[Quoted passage]
▼▼▼

Image courtesy Cisco Networks An example of a network using a switch
Switching allows a network to maintain full-duplex Ethernet. Before switching, Ethernet was half-duplex, which means that data could be transmitted in only one direction at a time. In a fully switched network, each node communicates only with the switch, not directly with other nodes. Information can travel from node to switch and from switch to node simultaneously.
Fully switched networks employ either twisted-pair or fiber-optic cabling, both of which use separate conductors for sending and receiving data. In this type of environment, Ethernet nodes can forgo the collision detection process and transmit at will, since they are the only potential devices that can access the medium. In other words, traffic flowing in each direction has a lane to itself. This allows nodes to transmit to the switch as the switch transmits to them -- it's a collision-free environment. Transmitting in both directions can effectively double the apparent speed of the network when two nodes are exchanging information. If the speed of the network is 10 Mbps, then each node can transmit simultaneously at 10 Mbps.
Mixed Networks
Most networks are not fully switched because of the costs incurred in replacing all of the hubs with switches.

▲▲▲

[Direction] Rewrite the passage on switched networks from "Fully switched networks" up to and including "at 10 Mbps.", putting "contention-free" in place of "collision-free". The lines after this point are separate material.

[Data block]
▼▼▼

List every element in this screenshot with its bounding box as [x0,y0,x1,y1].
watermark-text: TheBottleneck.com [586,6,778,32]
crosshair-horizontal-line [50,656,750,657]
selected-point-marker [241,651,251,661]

▲▲▲

[The output]
Fully switched networks employ either twisted-pair or fiber-optic cabling, both of which use separate conductors for sending and receiving data. In this type of environment, Ethernet nodes can forgo the collision detection process and transmit at will, since they are the only potential devices that can access the medium. In other words, traffic flowing in each direction has a lane to itself. This allows nodes to transmit to the switch as the switch transmits to them -- it's a contention-free environment. Transmitting in both directions can effectively double the apparent speed of the network when two nodes are exchanging information. If the speed of the network is 10 Mbps, then each node can transmit simultaneously at 10 Mbps.